- REQUIREMENTS:
Copy out the whole listing exactly as written, leaving the pictures behind.

- PROVIDED RECORDS:
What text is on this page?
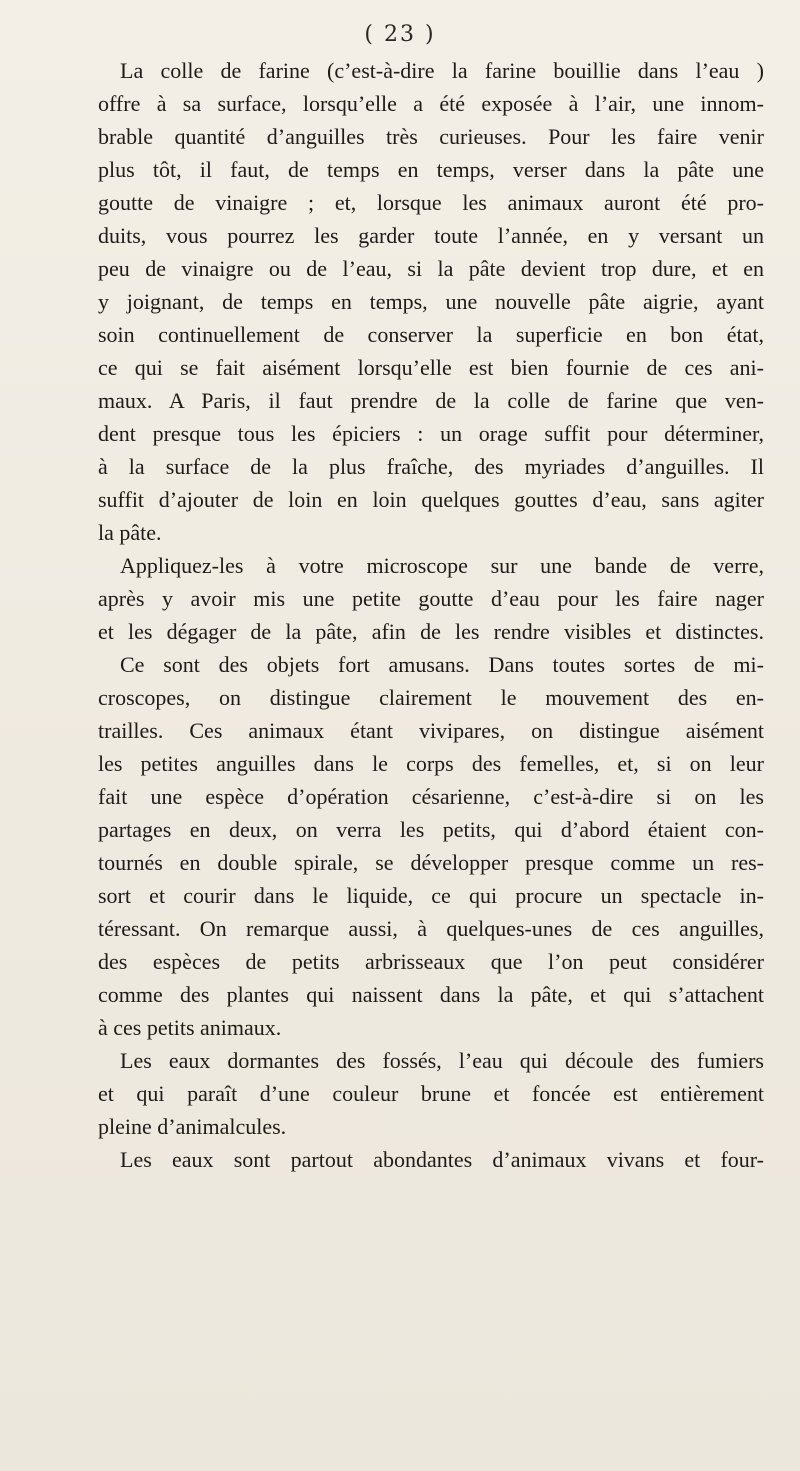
( 23 )
La colle de farine (c’est-à-dire la farine bouillie dans l’eau )
offre à sa surface, lorsqu’elle a été exposée à l’air, une innom-
brable quantité d’anguilles très curieuses. Pour les faire venir
plus tôt, il faut, de temps en temps, verser dans la pâte une
goutte de vinaigre ; et, lorsque les animaux auront été pro-
duits, vous pourrez les garder toute l’année, en y versant un
peu de vinaigre ou de l’eau, si la pâte devient trop dure, et en
y joignant, de temps en temps, une nouvelle pâte aigrie, ayant
soin continuellement de conserver la superficie en bon état,
ce qui se fait aisément lorsqu’elle est bien fournie de ces ani-
maux. A Paris, il faut prendre de la colle de farine que ven-
dent presque tous les épiciers : un orage suffit pour déterminer,
à la surface de la plus fraîche, des myriades d’anguilles. Il
suffit d’ajouter de loin en loin quelques gouttes d’eau, sans agiter
la pâte.
Appliquez-les à votre microscope sur une bande de verre,
après y avoir mis une petite goutte d’eau pour les faire nager
et les dégager de la pâte, afin de les rendre visibles et distinctes.
Ce sont des objets fort amusans. Dans toutes sortes de mi-
croscopes, on distingue clairement le mouvement des en-
trailles. Ces animaux étant vivipares, on distingue aisément
les petites anguilles dans le corps des femelles, et, si on leur
fait une espèce d’opération césarienne, c’est-à-dire si on les
partages en deux, on verra les petits, qui d’abord étaient con-
tournés en double spirale, se développer presque comme un res-
sort et courir dans le liquide, ce qui procure un spectacle in-
téressant. On remarque aussi, à quelques-unes de ces anguilles,
des espèces de petits arbrisseaux que l’on peut considérer
comme des plantes qui naissent dans la pâte, et qui s’attachent
à ces petits animaux.
Les eaux dormantes des fossés, l’eau qui découle des fumiers
et qui paraît d’une couleur brune et foncée est entièrement
pleine d’animalcules.
Les eaux sont partout abondantes d’animaux vivans et four-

- FULL RESPONSE:
What text is on this page?
( 23 )
La colle de farine (c’est-à-dire la farine bouillie dans l’eau )
offre à sa surface, lorsqu’elle a été exposée à l’air, une innom-
brable quantité d’anguilles très curieuses. Pour les faire venir
plus tôt, il faut, de temps en temps, verser dans la pâte une
goutte de vinaigre ; et, lorsque les animaux auront été pro-
duits, vous pourrez les garder toute l’année, en y versant un
peu de vinaigre ou de l’eau, si la pâte devient trop dure, et en
y joignant, de temps en temps, une nouvelle pâte aigrie, ayant
soin continuellement de conserver la superficie en bon état,
ce qui se fait aisément lorsqu’elle est bien fournie de ces ani-
maux. A Paris, il faut prendre de la colle de farine que ven-
dent presque tous les épiciers : un orage suffit pour déterminer,
à la surface de la plus fraîche, des myriades d’anguilles. Il
suffit d’ajouter de loin en loin quelques gouttes d’eau, sans agiter
la pâte.
Appliquez-les à votre microscope sur une bande de verre,
après y avoir mis une petite goutte d’eau pour les faire nager
et les dégager de la pâte, afin de les rendre visibles et distinctes.
Ce sont des objets fort amusans. Dans toutes sortes de mi-
croscopes, on distingue clairement le mouvement des en-
trailles. Ces animaux étant vivipares, on distingue aisément
les petites anguilles dans le corps des femelles, et, si on leur
fait une espèce d’opération césarienne, c’est-à-dire si on les
partages en deux, on verra les petits, qui d’abord étaient con-
tournés en double spirale, se développer presque comme un res-
sort et courir dans le liquide, ce qui procure un spectacle in-
téressant. On remarque aussi, à quelques-unes de ces anguilles,
des espèces de petits arbrisseaux que l’on peut considérer
comme des plantes qui naissent dans la pâte, et qui s’attachent
à ces petits animaux.
Les eaux dormantes des fossés, l’eau qui découle des fumiers
et qui paraît d’une couleur brune et foncée est entièrement
pleine d’animalcules.
Les eaux sont partout abondantes d’animaux vivans et four-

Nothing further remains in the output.